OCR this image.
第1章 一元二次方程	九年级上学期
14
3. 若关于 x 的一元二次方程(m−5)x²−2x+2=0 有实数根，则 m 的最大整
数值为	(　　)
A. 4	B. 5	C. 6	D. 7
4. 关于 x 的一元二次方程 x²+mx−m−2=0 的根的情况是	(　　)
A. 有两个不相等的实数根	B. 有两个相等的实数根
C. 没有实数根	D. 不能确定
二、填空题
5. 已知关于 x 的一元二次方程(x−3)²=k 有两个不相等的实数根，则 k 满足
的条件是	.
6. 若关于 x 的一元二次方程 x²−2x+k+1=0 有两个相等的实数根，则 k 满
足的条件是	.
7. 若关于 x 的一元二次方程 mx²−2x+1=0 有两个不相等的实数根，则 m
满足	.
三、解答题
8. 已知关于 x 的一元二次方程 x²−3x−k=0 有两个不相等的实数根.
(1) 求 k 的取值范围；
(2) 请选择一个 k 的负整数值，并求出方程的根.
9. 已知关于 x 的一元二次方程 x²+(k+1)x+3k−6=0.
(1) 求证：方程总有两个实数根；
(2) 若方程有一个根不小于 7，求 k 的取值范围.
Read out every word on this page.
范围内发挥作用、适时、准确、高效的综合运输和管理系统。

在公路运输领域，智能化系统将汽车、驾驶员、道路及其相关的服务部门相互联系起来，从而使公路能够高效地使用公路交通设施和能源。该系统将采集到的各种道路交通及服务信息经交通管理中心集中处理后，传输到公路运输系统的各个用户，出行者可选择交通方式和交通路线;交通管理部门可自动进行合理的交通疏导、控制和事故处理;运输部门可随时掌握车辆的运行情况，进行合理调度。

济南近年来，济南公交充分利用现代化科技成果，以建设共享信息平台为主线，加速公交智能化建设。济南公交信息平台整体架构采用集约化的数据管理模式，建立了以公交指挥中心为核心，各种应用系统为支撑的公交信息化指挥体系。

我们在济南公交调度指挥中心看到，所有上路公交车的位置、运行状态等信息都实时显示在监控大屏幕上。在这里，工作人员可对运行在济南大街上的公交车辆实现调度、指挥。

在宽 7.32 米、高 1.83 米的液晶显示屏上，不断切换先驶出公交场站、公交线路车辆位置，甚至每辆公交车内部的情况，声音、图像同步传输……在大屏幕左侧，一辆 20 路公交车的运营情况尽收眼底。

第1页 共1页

- _Task brief_:
Give all of the entries again, word for word.

- _Exercise result_:
OCR this image.
第1章 一元二次方程	九年级上学期
14
3. 若关于 x 的一元二次方程(m−5)x²−2x+2=0 有实数根，则 m 的最大整
数值为	(　　)
A. 4	B. 5	C. 6	D. 7
4. 关于 x 的一元二次方程 x²+mx−m−2=0 的根的情况是	(　　)
A. 有两个不相等的实数根	B. 有两个相等的实数根
C. 没有实数根	D. 不能确定
二、填空题
5. 已知关于 x 的一元二次方程(x−3)²=k 有两个不相等的实数根，则 k 满足
的条件是	.
6. 若关于 x 的一元二次方程 x²−2x+k+1=0 有两个相等的实数根，则 k 满
足的条件是	.
7. 若关于 x 的一元二次方程 mx²−2x+1=0 有两个不相等的实数根，则 m
满足	.
三、解答题
8. 已知关于 x 的一元二次方程 x²−3x−k=0 有两个不相等的实数根.
(1) 求 k 的取值范围；
(2) 请选择一个 k 的负整数值，并求出方程的根.
9. 已知关于 x 的一元二次方程 x²+(k+1)x+3k−6=0.
(1) 求证：方程总有两个实数根；
(2) 若方程有一个根不小于 7，求 k 的取值范围.
Read out every word on this page.
范围内发挥作用、适时、准确、高效的综合运输和管理系统。

在公路运输领域，智能化系统将汽车、驾驶员、道路及其相关的服务部门相互联系起来，从而使公路能够高效地使用公路交通设施和能源。该系统将采集到的各种道路交通及服务信息经交通管理中心集中处理后，传输到公路运输系统的各个用户，出行者可选择交通方式和交通路线;交通管理部门可自动进行合理的交通疏导、控制和事故处理;运输部门可随时掌握车辆的运行情况，进行合理调度。

济南近年来，济南公交充分利用现代化科技成果，以建设共享信息平台为主线，加速公交智能化建设。济南公交信息平台整体架构采用集约化的数据管理模式，建立了以公交指挥中心为核心，各种应用系统为支撑的公交信息化指挥体系。

我们在济南公交调度指挥中心看到，所有上路公交车的位置、运行状态等信息都实时显示在监控大屏幕上。在这里，工作人员可对运行在济南大街上的公交车辆实现调度、指挥。

在宽 7.32 米、高 1.83 米的液晶显示屏上，不断切换先驶出公交场站、公交线路车辆位置，甚至每辆公交车内部的情况，声音、图像同步传输……在大屏幕左侧，一辆 20 路公交车的运营情况尽收眼底。

第1页 共1页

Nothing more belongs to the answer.